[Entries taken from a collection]
____
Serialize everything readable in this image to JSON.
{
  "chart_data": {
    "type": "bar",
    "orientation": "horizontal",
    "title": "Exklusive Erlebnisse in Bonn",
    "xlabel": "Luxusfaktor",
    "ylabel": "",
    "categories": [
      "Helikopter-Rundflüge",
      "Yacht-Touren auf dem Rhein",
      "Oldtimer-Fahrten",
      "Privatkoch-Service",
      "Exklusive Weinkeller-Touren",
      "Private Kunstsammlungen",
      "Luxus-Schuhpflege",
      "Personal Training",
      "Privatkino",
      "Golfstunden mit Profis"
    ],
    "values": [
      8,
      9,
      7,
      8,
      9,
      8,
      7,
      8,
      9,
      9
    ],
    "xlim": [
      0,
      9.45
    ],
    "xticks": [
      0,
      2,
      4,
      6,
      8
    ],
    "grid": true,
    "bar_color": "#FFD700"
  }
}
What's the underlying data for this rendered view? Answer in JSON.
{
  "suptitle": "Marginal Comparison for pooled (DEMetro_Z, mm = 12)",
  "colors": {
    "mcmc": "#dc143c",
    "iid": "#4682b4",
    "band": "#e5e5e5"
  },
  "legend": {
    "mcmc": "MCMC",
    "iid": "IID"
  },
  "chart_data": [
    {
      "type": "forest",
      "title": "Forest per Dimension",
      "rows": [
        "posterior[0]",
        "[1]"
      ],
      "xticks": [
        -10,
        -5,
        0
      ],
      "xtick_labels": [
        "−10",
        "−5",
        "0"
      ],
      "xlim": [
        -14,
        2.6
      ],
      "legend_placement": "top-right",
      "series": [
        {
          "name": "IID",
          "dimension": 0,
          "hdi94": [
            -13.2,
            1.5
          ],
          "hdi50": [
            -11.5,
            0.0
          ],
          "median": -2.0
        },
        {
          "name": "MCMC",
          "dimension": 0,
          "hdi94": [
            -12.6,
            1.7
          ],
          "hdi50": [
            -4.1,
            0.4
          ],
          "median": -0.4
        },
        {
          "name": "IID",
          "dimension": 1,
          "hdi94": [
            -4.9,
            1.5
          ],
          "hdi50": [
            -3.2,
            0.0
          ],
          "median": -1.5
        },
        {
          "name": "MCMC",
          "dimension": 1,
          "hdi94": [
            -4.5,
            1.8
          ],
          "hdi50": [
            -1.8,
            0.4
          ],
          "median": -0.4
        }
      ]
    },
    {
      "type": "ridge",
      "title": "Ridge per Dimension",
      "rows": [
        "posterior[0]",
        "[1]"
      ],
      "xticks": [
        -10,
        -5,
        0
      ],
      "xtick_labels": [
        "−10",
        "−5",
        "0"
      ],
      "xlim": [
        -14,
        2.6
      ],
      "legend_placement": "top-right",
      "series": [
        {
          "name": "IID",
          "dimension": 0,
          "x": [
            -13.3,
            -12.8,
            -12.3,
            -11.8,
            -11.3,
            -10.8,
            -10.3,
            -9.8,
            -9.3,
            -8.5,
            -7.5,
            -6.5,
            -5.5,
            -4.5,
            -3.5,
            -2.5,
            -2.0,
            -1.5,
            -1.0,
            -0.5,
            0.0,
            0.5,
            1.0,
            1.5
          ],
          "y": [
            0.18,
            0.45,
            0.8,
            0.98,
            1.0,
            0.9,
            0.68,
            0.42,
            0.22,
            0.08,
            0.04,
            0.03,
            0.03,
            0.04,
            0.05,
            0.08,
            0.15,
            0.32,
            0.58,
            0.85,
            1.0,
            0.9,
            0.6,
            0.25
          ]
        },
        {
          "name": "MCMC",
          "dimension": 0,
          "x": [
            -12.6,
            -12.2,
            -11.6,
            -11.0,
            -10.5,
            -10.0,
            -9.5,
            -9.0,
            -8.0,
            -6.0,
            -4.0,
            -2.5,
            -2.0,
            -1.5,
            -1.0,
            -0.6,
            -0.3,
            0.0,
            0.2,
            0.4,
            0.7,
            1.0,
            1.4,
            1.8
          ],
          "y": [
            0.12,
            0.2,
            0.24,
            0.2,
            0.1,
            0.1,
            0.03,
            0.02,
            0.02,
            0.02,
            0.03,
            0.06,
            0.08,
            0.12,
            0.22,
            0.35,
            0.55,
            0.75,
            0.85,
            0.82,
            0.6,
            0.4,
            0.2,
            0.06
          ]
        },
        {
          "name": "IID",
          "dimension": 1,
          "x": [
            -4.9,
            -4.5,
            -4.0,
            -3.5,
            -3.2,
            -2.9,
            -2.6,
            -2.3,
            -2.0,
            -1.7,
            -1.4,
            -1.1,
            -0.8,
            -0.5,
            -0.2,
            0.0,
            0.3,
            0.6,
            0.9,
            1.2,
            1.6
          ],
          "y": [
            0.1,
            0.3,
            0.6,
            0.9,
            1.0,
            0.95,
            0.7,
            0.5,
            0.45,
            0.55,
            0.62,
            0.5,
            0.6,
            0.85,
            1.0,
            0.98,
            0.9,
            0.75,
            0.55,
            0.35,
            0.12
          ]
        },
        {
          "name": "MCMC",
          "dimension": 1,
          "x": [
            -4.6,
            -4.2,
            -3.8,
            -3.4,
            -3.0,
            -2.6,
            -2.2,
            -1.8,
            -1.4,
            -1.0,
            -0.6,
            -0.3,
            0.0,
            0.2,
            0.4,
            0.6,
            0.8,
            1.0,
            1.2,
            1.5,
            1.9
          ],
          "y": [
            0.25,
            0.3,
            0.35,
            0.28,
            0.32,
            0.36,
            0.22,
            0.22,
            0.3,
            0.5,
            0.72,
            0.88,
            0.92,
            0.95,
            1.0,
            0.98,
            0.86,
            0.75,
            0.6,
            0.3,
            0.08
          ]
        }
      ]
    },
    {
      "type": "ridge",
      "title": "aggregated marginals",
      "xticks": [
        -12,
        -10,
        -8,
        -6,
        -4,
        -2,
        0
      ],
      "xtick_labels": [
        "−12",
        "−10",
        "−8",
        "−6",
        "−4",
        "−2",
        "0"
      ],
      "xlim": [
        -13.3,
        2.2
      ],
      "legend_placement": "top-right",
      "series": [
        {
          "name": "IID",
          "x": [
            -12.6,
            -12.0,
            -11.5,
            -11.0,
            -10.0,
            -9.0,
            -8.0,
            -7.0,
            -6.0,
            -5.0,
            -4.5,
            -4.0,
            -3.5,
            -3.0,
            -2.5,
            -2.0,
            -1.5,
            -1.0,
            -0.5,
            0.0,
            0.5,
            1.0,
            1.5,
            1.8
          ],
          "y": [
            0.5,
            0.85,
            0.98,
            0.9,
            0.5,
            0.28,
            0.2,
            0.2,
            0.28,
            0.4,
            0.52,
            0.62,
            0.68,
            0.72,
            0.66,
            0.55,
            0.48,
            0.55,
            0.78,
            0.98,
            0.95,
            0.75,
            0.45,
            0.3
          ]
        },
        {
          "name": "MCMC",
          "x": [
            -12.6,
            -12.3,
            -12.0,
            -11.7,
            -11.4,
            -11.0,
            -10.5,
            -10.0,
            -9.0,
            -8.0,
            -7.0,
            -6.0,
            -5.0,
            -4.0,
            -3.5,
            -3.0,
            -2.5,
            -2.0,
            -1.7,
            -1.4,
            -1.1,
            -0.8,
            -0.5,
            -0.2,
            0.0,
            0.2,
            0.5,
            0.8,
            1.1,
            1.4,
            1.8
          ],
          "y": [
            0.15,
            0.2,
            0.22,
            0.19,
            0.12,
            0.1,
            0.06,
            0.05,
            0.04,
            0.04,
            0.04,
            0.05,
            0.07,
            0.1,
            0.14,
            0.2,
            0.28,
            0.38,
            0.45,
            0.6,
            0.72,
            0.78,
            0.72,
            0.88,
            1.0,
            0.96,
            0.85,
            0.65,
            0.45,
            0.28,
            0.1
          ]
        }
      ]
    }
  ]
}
____
* _DIRECTIVE_:
Output nothing but the number of lines in the data containing the string "Touren".

* _RESPONSE_:
2